Input:
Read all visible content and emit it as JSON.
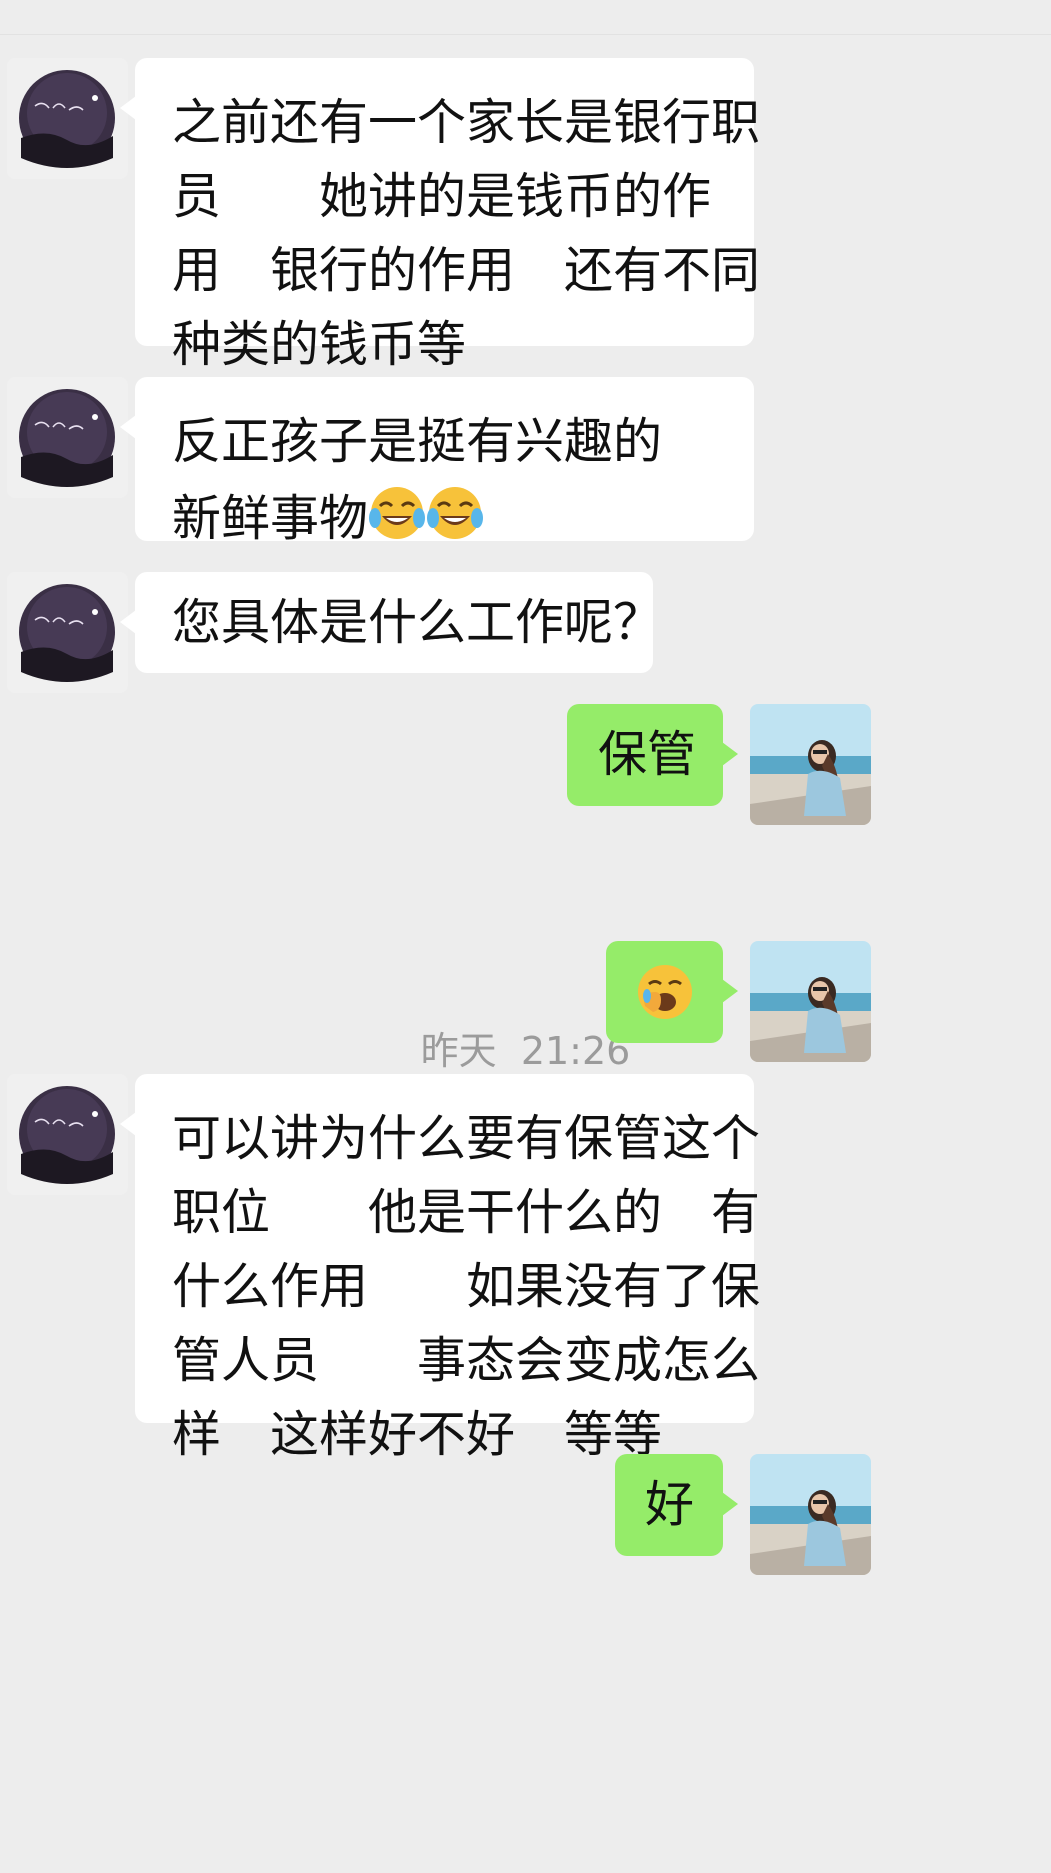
{
  "messages": [
    {
      "side": "in",
      "lines": [
        "之前还有一个家长是银行职",
        "员　　她讲的是钱币的作",
        "用　银行的作用　还有不同",
        "种类的钱币等"
      ]
    },
    {
      "side": "in",
      "lines": [
        "反正孩子是挺有兴趣的",
        "新鲜事物"
      ],
      "trailing_emoji": [
        "tears-of-joy-emoji",
        "tears-of-joy-emoji"
      ]
    },
    {
      "side": "in",
      "lines": [
        "您具体是什么工作呢？"
      ]
    },
    {
      "side": "out",
      "lines": [
        "保管"
      ]
    },
    {
      "side": "out",
      "emoji": "yawning-face-emoji"
    },
    {
      "side": "in",
      "lines": [
        "可以讲为什么要有保管这个",
        "职位　　他是干什么的　有",
        "什么作用　　如果没有了保",
        "管人员　　事态会变成怎么",
        "样　这样好不好　等等"
      ]
    },
    {
      "side": "out",
      "lines": [
        "好"
      ]
    }
  ],
  "timestamp": "昨天  21:26",
  "colors": {
    "background": "#ededed",
    "incoming_bubble": "#ffffff",
    "outgoing_bubble": "#95ec69",
    "timestamp_text": "#9b9b9b"
  }
}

Problem requirements: Exclude the pictures and transcribe all of the entries exactly.

Output below:
Read all visible content and emit it as JSON.
{
  "messages": [
    {
      "side": "in",
      "lines": [
        "之前还有一个家长是银行职",
        "员　　她讲的是钱币的作",
        "用　银行的作用　还有不同",
        "种类的钱币等"
      ]
    },
    {
      "side": "in",
      "lines": [
        "反正孩子是挺有兴趣的",
        "新鲜事物"
      ],
      "trailing_emoji": [
        "tears-of-joy-emoji",
        "tears-of-joy-emoji"
      ]
    },
    {
      "side": "in",
      "lines": [
        "您具体是什么工作呢？"
      ]
    },
    {
      "side": "out",
      "lines": [
        "保管"
      ]
    },
    {
      "side": "out",
      "emoji": "yawning-face-emoji"
    },
    {
      "side": "in",
      "lines": [
        "可以讲为什么要有保管这个",
        "职位　　他是干什么的　有",
        "什么作用　　如果没有了保",
        "管人员　　事态会变成怎么",
        "样　这样好不好　等等"
      ]
    },
    {
      "side": "out",
      "lines": [
        "好"
      ]
    }
  ],
  "timestamp": "昨天  21:26",
  "colors": {
    "background": "#ededed",
    "incoming_bubble": "#ffffff",
    "outgoing_bubble": "#95ec69",
    "timestamp_text": "#9b9b9b"
  }
}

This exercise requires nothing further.